## PROVIDED DATA
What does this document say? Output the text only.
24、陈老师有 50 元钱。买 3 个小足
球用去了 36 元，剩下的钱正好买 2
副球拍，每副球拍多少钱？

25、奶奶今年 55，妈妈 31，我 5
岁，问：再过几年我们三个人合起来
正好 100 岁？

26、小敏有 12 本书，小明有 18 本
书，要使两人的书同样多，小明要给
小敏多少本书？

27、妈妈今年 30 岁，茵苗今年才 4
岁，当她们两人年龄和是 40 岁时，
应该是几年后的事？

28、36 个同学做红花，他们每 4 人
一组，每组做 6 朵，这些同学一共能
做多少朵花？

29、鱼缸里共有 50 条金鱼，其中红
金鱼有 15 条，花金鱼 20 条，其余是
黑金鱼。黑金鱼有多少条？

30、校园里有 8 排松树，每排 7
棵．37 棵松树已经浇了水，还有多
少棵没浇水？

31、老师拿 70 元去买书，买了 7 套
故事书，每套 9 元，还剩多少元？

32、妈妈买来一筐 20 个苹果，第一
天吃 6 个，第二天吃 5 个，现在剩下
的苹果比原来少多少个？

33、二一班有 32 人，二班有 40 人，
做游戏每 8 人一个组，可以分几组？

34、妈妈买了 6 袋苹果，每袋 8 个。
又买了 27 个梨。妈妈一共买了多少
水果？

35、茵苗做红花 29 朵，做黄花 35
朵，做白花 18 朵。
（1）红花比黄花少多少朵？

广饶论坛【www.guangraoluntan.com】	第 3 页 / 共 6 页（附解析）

## EXERCISE PROMPT
Copy out the material above in its entirety. Every detail must match.

## REPLY
What does this document say? Output the text only.
24、陈老师有 50 元钱。买 3 个小足
球用去了 36 元，剩下的钱正好买 2
副球拍，每副球拍多少钱？

25、奶奶今年 55，妈妈 31，我 5
岁，问：再过几年我们三个人合起来
正好 100 岁？

26、小敏有 12 本书，小明有 18 本
书，要使两人的书同样多，小明要给
小敏多少本书？

27、妈妈今年 30 岁，茵苗今年才 4
岁，当她们两人年龄和是 40 岁时，
应该是几年后的事？

28、36 个同学做红花，他们每 4 人
一组，每组做 6 朵，这些同学一共能
做多少朵花？

29、鱼缸里共有 50 条金鱼，其中红
金鱼有 15 条，花金鱼 20 条，其余是
黑金鱼。黑金鱼有多少条？

30、校园里有 8 排松树，每排 7
棵．37 棵松树已经浇了水，还有多
少棵没浇水？

31、老师拿 70 元去买书，买了 7 套
故事书，每套 9 元，还剩多少元？

32、妈妈买来一筐 20 个苹果，第一
天吃 6 个，第二天吃 5 个，现在剩下
的苹果比原来少多少个？

33、二一班有 32 人，二班有 40 人，
做游戏每 8 人一个组，可以分几组？

34、妈妈买了 6 袋苹果，每袋 8 个。
又买了 27 个梨。妈妈一共买了多少
水果？

35、茵苗做红花 29 朵，做黄花 35
朵，做白花 18 朵。
（1）红花比黄花少多少朵？

广饶论坛【www.guangraoluntan.com】	第 3 页 / 共 6 页（附解析）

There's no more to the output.